-- Begin Material for this exercise --

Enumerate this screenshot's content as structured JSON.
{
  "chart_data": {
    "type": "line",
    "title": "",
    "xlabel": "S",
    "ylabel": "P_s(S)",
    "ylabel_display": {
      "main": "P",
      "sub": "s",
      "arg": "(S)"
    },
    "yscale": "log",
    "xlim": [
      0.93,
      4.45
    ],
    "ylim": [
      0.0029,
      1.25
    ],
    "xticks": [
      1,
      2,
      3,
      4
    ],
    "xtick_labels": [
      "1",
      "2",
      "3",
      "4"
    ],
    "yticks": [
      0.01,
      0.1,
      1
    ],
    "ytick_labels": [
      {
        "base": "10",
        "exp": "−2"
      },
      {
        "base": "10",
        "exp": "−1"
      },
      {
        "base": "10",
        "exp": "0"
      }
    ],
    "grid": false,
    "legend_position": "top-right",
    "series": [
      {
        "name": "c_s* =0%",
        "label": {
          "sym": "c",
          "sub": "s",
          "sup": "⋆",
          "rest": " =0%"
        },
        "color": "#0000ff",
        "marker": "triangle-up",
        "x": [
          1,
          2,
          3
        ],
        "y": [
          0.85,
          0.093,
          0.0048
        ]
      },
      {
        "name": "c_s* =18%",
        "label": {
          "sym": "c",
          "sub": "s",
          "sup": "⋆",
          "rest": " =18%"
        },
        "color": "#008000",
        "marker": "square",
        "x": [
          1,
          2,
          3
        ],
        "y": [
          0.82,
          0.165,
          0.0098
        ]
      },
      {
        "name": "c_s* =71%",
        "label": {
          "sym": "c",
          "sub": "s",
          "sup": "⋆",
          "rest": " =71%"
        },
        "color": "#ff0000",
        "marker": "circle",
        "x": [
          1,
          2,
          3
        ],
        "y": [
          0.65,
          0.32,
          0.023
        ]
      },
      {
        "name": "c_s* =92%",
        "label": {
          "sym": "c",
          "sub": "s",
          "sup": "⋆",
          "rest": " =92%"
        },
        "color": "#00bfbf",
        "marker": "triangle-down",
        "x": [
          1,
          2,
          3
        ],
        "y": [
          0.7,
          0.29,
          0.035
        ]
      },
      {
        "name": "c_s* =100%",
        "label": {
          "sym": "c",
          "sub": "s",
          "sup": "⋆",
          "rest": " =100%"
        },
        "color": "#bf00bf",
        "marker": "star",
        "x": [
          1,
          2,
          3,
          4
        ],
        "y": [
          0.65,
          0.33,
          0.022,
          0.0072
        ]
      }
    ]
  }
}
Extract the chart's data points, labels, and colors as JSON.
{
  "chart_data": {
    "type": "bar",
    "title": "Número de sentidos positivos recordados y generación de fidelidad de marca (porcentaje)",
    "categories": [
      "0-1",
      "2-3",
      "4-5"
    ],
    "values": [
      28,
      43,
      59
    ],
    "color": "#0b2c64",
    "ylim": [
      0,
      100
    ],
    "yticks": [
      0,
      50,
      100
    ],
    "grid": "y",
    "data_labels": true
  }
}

-- End Material for this exercise --

What you have to do ▸ Output an exact copy of the lines beginning at the one that holds "Extract the chart's" and running through the final line of the records.

Solution for this problem ▸
Extract the chart's data points, labels, and colors as JSON.
{
  "chart_data": {
    "type": "bar",
    "title": "Número de sentidos positivos recordados y generación de fidelidad de marca (porcentaje)",
    "categories": [
      "0-1",
      "2-3",
      "4-5"
    ],
    "values": [
      28,
      43,
      59
    ],
    "color": "#0b2c64",
    "ylim": [
      0,
      100
    ],
    "yticks": [
      0,
      50,
      100
    ],
    "grid": "y",
    "data_labels": true
  }
}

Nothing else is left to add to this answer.